## PROVIDED TEXT:
┌────────
Photo Courtesy WaterFX
Pilot project plant in California's Central Valley is about to be scaled up to a commercial-grade system, with little added load on the electric grid.

After a little more than eight months of operation, a pilot plant that uses solar energy to distill contaminated groundwater in the parched farmlands of California's Central Valley has performed so well that at least one expert is seeing a new gold rush on the way.

"We are actually sitting on a wealth of groundwater that just needs treatment," says Dennis Falaschi, manager of the Panoche Water District in the Central Valley. Panoche is host of the state-funded pilot project. "It is a really good treatment process. You are using natural solar energy to treat water."

"In that sense, it is liquid gold. You're converting an unlimited water resource from saltwater to fresh," agrees Aaron Mandell, founder and chairman of WaterFX, the company that built the plant.
└────────
## SUPPLIED INFORMATION:
┌────────
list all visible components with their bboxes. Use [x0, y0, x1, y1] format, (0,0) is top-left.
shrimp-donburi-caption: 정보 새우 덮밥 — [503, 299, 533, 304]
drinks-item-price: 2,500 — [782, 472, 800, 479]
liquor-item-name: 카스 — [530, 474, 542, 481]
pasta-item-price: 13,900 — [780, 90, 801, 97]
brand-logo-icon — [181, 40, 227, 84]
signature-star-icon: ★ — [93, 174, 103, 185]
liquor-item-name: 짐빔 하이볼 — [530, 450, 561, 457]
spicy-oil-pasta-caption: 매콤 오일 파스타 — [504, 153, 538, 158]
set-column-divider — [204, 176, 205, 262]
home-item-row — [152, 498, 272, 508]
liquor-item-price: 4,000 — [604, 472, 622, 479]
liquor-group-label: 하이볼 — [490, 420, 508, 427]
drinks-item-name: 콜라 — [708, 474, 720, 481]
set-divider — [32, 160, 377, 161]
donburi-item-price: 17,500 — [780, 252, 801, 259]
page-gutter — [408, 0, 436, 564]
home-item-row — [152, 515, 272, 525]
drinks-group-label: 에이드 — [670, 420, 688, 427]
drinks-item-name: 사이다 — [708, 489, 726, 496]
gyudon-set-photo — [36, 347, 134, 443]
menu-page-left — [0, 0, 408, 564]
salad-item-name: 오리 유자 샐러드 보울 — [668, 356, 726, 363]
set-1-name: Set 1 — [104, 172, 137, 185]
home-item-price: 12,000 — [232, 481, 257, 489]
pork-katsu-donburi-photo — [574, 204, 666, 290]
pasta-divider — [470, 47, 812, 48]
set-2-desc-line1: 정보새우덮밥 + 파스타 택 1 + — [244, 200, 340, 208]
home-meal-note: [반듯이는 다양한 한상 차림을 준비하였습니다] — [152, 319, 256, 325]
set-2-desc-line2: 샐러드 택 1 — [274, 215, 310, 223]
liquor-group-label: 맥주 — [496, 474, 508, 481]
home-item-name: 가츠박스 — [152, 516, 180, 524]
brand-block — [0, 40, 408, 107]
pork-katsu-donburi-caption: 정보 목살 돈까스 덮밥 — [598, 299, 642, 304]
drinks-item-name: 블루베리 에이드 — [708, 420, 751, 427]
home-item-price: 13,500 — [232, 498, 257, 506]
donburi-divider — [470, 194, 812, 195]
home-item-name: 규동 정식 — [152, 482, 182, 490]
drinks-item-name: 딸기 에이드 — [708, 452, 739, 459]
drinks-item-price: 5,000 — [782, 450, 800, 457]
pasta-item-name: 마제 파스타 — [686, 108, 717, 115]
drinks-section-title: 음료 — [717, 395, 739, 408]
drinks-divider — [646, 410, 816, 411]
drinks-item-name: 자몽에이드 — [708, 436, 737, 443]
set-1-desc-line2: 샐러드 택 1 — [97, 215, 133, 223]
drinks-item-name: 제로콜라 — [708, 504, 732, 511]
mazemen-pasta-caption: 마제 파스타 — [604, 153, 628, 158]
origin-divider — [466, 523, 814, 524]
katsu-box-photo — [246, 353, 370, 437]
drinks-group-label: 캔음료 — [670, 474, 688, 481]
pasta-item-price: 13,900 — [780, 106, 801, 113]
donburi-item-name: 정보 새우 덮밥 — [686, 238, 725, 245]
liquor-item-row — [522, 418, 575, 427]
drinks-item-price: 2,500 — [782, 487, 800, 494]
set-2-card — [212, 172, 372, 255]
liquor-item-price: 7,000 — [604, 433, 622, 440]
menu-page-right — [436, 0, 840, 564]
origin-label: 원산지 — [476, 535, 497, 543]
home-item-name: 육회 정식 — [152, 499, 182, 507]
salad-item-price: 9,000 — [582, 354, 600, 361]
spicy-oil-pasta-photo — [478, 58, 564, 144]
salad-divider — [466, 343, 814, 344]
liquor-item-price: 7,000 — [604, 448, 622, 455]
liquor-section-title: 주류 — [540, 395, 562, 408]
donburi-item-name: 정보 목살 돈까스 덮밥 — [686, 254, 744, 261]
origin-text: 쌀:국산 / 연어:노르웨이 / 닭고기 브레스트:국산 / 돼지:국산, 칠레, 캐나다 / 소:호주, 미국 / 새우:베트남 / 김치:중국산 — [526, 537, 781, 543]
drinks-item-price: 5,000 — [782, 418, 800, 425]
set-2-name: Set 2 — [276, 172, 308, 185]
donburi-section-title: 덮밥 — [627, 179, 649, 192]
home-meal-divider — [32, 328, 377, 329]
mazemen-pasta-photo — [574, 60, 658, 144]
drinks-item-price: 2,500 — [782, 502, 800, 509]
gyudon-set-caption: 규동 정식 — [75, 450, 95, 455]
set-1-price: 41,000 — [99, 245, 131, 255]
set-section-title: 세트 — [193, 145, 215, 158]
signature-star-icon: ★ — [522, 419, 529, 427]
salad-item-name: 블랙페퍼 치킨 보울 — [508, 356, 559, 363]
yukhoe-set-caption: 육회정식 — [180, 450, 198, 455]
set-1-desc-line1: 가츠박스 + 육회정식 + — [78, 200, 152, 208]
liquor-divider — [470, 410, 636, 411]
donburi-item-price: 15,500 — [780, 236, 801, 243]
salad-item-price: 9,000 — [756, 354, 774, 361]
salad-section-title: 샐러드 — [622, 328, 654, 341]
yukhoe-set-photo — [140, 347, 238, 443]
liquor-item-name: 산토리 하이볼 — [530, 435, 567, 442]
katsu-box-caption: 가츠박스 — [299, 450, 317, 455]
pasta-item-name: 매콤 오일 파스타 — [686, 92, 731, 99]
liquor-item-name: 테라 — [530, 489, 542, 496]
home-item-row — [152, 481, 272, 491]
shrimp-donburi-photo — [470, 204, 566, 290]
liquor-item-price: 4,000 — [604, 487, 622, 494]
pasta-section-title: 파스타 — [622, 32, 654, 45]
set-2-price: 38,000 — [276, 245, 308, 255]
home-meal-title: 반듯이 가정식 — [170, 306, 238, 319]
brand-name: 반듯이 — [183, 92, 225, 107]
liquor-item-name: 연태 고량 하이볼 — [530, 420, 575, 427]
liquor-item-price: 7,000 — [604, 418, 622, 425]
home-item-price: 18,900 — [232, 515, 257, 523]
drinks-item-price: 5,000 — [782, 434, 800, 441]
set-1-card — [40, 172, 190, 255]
└────────
Reproduce the passage from the article about the solar water-treatment plant that begins with the words "After a little" and ends after "on the way.". Match its wording and punctuation precisely.

After a little more than eight months of operation, a pilot plant that uses solar energy to distill contaminated groundwater in the parched farmlands of California's Central Valley has performed so well that at least one expert is seeing a new gold rush on the way.